*Tarefas escritas*.
- 1) Responda com base no texto sobre Tebow:
(a) Por qual time Tebow surgiu na última temporada?
(b) Em que país Tebow nasceu?
(c) O que ele escrevia no eye black nos jogos dos tempos de universidade?
- 2) Reproduza do texto sobre Tebow tudo o que vai de "Além disso, ele" até "reflexos) nos jogos.".

*Texto fornecido*.

Mas não quero aqui discutir a situação de jogo para Tebow, mas os limites do marketing extra-campo, oficial e não oficial.
Tebow, para quem não conhece, é uma figura nova no futebol americano. Surgiu na última temporada como um jogador jovem e promissor de um time tradicional (o Broncos) que não vinha passando por uma boa fase.
Além disso, ele se destacou por sua extrema devoção religiosa, herdada de seus pais que eram missionários batistas nas Filipinas, onde ele nasceu. Mal comparando, ele é o Kaká americano. Ainda nos tempos de universidade, ele escrevia referências bíblicas no eye black (aquela tinta preta usada abaixo dos olhos para reduzir reflexos) nos jogos.

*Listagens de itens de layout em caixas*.
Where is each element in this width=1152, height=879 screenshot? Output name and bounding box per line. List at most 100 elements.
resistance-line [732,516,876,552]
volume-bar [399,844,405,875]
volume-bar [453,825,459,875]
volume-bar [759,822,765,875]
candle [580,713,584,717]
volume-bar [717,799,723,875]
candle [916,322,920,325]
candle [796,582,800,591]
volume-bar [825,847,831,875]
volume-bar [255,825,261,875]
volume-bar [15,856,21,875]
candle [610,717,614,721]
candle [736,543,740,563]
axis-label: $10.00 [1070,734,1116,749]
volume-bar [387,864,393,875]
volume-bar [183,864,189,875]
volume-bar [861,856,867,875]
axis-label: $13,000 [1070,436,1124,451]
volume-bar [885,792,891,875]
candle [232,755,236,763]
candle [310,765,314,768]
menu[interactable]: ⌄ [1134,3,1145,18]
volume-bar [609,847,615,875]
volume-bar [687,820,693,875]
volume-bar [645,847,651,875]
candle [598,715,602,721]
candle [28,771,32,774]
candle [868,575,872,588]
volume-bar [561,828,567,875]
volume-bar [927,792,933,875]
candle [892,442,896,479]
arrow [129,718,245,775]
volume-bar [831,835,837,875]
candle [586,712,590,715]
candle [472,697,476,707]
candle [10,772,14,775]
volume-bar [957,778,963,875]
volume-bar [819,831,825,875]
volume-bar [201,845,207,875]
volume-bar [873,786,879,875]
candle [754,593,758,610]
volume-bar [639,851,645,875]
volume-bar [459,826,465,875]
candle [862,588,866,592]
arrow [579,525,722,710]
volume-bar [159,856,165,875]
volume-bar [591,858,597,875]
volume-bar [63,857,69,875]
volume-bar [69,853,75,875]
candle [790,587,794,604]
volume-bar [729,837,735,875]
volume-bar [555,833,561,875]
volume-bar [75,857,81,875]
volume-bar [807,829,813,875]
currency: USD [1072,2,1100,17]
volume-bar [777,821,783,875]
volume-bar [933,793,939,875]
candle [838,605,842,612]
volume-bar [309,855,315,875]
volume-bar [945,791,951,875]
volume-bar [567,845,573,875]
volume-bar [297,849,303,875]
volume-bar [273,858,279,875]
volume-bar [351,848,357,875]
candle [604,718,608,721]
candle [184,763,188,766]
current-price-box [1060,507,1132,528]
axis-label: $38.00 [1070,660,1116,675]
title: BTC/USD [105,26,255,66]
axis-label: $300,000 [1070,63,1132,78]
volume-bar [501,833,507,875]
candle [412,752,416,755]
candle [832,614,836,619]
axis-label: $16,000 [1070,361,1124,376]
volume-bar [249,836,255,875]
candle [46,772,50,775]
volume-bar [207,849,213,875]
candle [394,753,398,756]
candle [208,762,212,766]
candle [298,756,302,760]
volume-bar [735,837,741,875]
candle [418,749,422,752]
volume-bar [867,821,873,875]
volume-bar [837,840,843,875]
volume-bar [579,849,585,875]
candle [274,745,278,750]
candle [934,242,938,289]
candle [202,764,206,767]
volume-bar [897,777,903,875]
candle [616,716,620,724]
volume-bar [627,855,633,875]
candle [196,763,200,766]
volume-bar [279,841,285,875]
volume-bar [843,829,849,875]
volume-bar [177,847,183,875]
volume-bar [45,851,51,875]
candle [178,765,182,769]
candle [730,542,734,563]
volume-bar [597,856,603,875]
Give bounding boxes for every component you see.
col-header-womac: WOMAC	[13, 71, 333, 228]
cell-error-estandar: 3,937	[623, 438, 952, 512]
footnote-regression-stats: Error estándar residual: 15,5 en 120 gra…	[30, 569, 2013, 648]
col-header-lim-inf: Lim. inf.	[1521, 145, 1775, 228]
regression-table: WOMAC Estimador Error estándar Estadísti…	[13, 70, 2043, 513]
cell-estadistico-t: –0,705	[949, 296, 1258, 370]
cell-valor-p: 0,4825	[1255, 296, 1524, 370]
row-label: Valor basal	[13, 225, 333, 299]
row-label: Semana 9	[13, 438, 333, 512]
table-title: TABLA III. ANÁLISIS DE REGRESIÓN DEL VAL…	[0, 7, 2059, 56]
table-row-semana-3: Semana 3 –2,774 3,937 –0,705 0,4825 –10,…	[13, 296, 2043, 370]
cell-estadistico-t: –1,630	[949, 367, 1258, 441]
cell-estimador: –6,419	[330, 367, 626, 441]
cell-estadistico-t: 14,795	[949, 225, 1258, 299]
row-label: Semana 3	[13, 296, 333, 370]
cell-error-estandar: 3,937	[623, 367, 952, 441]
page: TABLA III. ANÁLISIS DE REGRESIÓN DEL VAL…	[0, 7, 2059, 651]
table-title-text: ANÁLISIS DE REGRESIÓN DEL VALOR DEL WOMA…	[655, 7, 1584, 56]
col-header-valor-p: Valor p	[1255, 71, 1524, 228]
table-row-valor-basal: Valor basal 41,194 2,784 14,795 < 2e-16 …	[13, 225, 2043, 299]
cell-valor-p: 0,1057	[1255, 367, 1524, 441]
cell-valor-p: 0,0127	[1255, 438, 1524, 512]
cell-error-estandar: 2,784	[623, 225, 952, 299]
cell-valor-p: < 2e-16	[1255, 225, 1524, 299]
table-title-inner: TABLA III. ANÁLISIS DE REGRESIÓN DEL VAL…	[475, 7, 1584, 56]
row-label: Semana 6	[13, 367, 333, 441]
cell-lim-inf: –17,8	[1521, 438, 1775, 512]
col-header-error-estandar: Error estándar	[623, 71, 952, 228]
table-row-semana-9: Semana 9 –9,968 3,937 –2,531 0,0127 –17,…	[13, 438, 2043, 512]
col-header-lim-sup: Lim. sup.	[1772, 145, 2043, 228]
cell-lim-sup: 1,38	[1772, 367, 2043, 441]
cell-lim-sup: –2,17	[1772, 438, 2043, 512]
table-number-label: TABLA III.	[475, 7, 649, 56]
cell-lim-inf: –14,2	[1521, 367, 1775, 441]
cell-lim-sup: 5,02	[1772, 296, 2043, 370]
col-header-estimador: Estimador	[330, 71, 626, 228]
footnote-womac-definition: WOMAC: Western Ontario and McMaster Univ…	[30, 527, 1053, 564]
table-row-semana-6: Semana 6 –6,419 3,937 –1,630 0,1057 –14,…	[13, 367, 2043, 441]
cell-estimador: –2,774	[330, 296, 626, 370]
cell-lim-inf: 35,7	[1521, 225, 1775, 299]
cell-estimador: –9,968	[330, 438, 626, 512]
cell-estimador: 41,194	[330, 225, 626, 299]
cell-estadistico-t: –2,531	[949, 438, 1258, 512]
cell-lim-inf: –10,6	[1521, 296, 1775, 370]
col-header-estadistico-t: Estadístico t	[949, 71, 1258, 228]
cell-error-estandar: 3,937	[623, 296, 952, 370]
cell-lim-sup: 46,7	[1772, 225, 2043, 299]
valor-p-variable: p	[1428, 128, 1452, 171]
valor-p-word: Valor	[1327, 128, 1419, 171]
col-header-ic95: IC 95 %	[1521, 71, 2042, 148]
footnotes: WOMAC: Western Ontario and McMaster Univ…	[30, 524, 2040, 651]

*Respostas resolvidas*.
- 1)
(a) Pelo Broncos.
(b) Nas Filipinas.
(c) Referências bíblicas.

- 2)
Além disso, ele se destacou por sua extrema devoção religiosa, herdada de seus pais que eram missionários batistas nas Filipinas, onde ele nasceu. Mal comparando, ele é o Kaká americano. Ainda nos tempos de universidade, ele escrevia referências bíblicas no eye black (aquela tinta preta usada abaixo dos olhos para reduzir reflexos) nos jogos.